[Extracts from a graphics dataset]
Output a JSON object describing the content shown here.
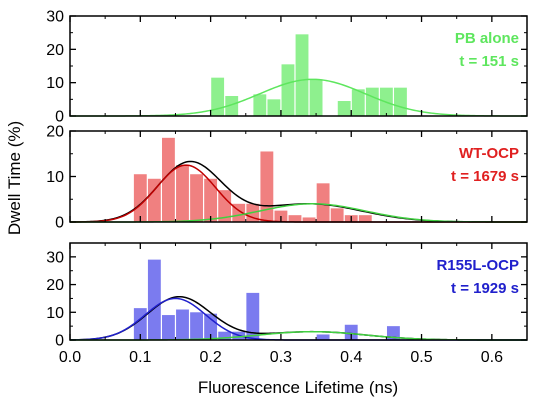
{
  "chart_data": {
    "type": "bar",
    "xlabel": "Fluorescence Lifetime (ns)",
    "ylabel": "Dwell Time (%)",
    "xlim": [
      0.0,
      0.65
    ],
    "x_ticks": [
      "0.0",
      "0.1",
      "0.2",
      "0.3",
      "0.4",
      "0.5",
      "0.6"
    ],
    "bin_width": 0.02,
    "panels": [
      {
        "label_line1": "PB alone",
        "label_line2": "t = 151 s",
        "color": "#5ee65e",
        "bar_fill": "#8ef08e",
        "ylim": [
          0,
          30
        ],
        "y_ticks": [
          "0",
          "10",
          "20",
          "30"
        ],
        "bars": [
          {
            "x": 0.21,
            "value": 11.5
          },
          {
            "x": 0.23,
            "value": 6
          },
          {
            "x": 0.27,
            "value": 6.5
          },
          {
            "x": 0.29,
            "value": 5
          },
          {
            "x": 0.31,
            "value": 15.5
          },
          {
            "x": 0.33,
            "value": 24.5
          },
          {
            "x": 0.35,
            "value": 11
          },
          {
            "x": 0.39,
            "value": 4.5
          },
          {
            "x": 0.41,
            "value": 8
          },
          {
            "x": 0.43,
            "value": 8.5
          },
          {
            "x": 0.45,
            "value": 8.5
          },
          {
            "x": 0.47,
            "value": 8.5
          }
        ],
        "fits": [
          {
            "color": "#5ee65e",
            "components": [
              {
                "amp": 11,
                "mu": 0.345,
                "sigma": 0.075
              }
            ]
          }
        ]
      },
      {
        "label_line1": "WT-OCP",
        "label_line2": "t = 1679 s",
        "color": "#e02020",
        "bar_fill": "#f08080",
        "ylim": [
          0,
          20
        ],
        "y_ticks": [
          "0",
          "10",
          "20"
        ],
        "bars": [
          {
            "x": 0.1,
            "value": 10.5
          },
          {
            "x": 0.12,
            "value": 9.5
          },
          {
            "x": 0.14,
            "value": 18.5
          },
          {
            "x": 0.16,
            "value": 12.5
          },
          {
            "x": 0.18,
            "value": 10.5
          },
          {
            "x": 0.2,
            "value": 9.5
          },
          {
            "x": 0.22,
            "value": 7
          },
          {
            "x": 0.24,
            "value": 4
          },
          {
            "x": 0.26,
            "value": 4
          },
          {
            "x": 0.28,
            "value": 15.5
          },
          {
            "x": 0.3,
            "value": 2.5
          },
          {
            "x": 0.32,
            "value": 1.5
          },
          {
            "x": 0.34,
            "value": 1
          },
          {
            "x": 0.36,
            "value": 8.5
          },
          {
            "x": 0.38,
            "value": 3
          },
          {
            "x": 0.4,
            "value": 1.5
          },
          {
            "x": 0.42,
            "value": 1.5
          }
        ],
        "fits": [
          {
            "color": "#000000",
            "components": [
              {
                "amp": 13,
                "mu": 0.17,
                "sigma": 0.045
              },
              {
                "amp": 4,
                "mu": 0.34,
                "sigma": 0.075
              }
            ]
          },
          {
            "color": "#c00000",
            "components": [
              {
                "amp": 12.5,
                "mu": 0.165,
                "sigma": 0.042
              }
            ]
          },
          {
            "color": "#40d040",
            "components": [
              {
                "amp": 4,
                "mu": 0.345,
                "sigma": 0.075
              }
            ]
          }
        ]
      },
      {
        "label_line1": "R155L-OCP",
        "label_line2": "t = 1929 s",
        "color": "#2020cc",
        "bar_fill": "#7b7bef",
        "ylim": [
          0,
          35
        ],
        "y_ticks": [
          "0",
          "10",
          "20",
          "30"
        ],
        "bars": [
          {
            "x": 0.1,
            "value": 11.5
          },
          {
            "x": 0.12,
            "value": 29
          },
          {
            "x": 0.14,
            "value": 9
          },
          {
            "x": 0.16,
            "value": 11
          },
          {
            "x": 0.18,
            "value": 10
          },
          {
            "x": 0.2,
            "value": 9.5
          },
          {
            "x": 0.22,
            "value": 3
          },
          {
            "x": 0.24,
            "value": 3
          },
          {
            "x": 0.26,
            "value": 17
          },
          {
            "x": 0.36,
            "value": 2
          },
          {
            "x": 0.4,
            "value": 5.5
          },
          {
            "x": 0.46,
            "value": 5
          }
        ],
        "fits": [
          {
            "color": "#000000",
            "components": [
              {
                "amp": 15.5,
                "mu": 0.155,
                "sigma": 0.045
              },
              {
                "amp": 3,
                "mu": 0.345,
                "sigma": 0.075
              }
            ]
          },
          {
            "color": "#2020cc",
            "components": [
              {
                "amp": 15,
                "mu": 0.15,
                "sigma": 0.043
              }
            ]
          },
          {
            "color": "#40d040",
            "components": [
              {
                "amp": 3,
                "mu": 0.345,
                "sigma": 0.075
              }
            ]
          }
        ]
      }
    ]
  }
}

Task details – Extract every line of the data exactly; pictures stay out.

Output for this task –
Output a JSON object describing the content shown here.
{
  "chart_data": {
    "type": "bar",
    "xlabel": "Fluorescence Lifetime (ns)",
    "ylabel": "Dwell Time (%)",
    "xlim": [
      0.0,
      0.65
    ],
    "x_ticks": [
      "0.0",
      "0.1",
      "0.2",
      "0.3",
      "0.4",
      "0.5",
      "0.6"
    ],
    "bin_width": 0.02,
    "panels": [
      {
        "label_line1": "PB alone",
        "label_line2": "t = 151 s",
        "color": "#5ee65e",
        "bar_fill": "#8ef08e",
        "ylim": [
          0,
          30
        ],
        "y_ticks": [
          "0",
          "10",
          "20",
          "30"
        ],
        "bars": [
          {
            "x": 0.21,
            "value": 11.5
          },
          {
            "x": 0.23,
            "value": 6
          },
          {
            "x": 0.27,
            "value": 6.5
          },
          {
            "x": 0.29,
            "value": 5
          },
          {
            "x": 0.31,
            "value": 15.5
          },
          {
            "x": 0.33,
            "value": 24.5
          },
          {
            "x": 0.35,
            "value": 11
          },
          {
            "x": 0.39,
            "value": 4.5
          },
          {
            "x": 0.41,
            "value": 8
          },
          {
            "x": 0.43,
            "value": 8.5
          },
          {
            "x": 0.45,
            "value": 8.5
          },
          {
            "x": 0.47,
            "value": 8.5
          }
        ],
        "fits": [
          {
            "color": "#5ee65e",
            "components": [
              {
                "amp": 11,
                "mu": 0.345,
                "sigma": 0.075
              }
            ]
          }
        ]
      },
      {
        "label_line1": "WT-OCP",
        "label_line2": "t = 1679 s",
        "color": "#e02020",
        "bar_fill": "#f08080",
        "ylim": [
          0,
          20
        ],
        "y_ticks": [
          "0",
          "10",
          "20"
        ],
        "bars": [
          {
            "x": 0.1,
            "value": 10.5
          },
          {
            "x": 0.12,
            "value": 9.5
          },
          {
            "x": 0.14,
            "value": 18.5
          },
          {
            "x": 0.16,
            "value": 12.5
          },
          {
            "x": 0.18,
            "value": 10.5
          },
          {
            "x": 0.2,
            "value": 9.5
          },
          {
            "x": 0.22,
            "value": 7
          },
          {
            "x": 0.24,
            "value": 4
          },
          {
            "x": 0.26,
            "value": 4
          },
          {
            "x": 0.28,
            "value": 15.5
          },
          {
            "x": 0.3,
            "value": 2.5
          },
          {
            "x": 0.32,
            "value": 1.5
          },
          {
            "x": 0.34,
            "value": 1
          },
          {
            "x": 0.36,
            "value": 8.5
          },
          {
            "x": 0.38,
            "value": 3
          },
          {
            "x": 0.4,
            "value": 1.5
          },
          {
            "x": 0.42,
            "value": 1.5
          }
        ],
        "fits": [
          {
            "color": "#000000",
            "components": [
              {
                "amp": 13,
                "mu": 0.17,
                "sigma": 0.045
              },
              {
                "amp": 4,
                "mu": 0.34,
                "sigma": 0.075
              }
            ]
          },
          {
            "color": "#c00000",
            "components": [
              {
                "amp": 12.5,
                "mu": 0.165,
                "sigma": 0.042
              }
            ]
          },
          {
            "color": "#40d040",
            "components": [
              {
                "amp": 4,
                "mu": 0.345,
                "sigma": 0.075
              }
            ]
          }
        ]
      },
      {
        "label_line1": "R155L-OCP",
        "label_line2": "t = 1929 s",
        "color": "#2020cc",
        "bar_fill": "#7b7bef",
        "ylim": [
          0,
          35
        ],
        "y_ticks": [
          "0",
          "10",
          "20",
          "30"
        ],
        "bars": [
          {
            "x": 0.1,
            "value": 11.5
          },
          {
            "x": 0.12,
            "value": 29
          },
          {
            "x": 0.14,
            "value": 9
          },
          {
            "x": 0.16,
            "value": 11
          },
          {
            "x": 0.18,
            "value": 10
          },
          {
            "x": 0.2,
            "value": 9.5
          },
          {
            "x": 0.22,
            "value": 3
          },
          {
            "x": 0.24,
            "value": 3
          },
          {
            "x": 0.26,
            "value": 17
          },
          {
            "x": 0.36,
            "value": 2
          },
          {
            "x": 0.4,
            "value": 5.5
          },
          {
            "x": 0.46,
            "value": 5
          }
        ],
        "fits": [
          {
            "color": "#000000",
            "components": [
              {
                "amp": 15.5,
                "mu": 0.155,
                "sigma": 0.045
              },
              {
                "amp": 3,
                "mu": 0.345,
                "sigma": 0.075
              }
            ]
          },
          {
            "color": "#2020cc",
            "components": [
              {
                "amp": 15,
                "mu": 0.15,
                "sigma": 0.043
              }
            ]
          },
          {
            "color": "#40d040",
            "components": [
              {
                "amp": 3,
                "mu": 0.345,
                "sigma": 0.075
              }
            ]
          }
        ]
      }
    ]
  }
}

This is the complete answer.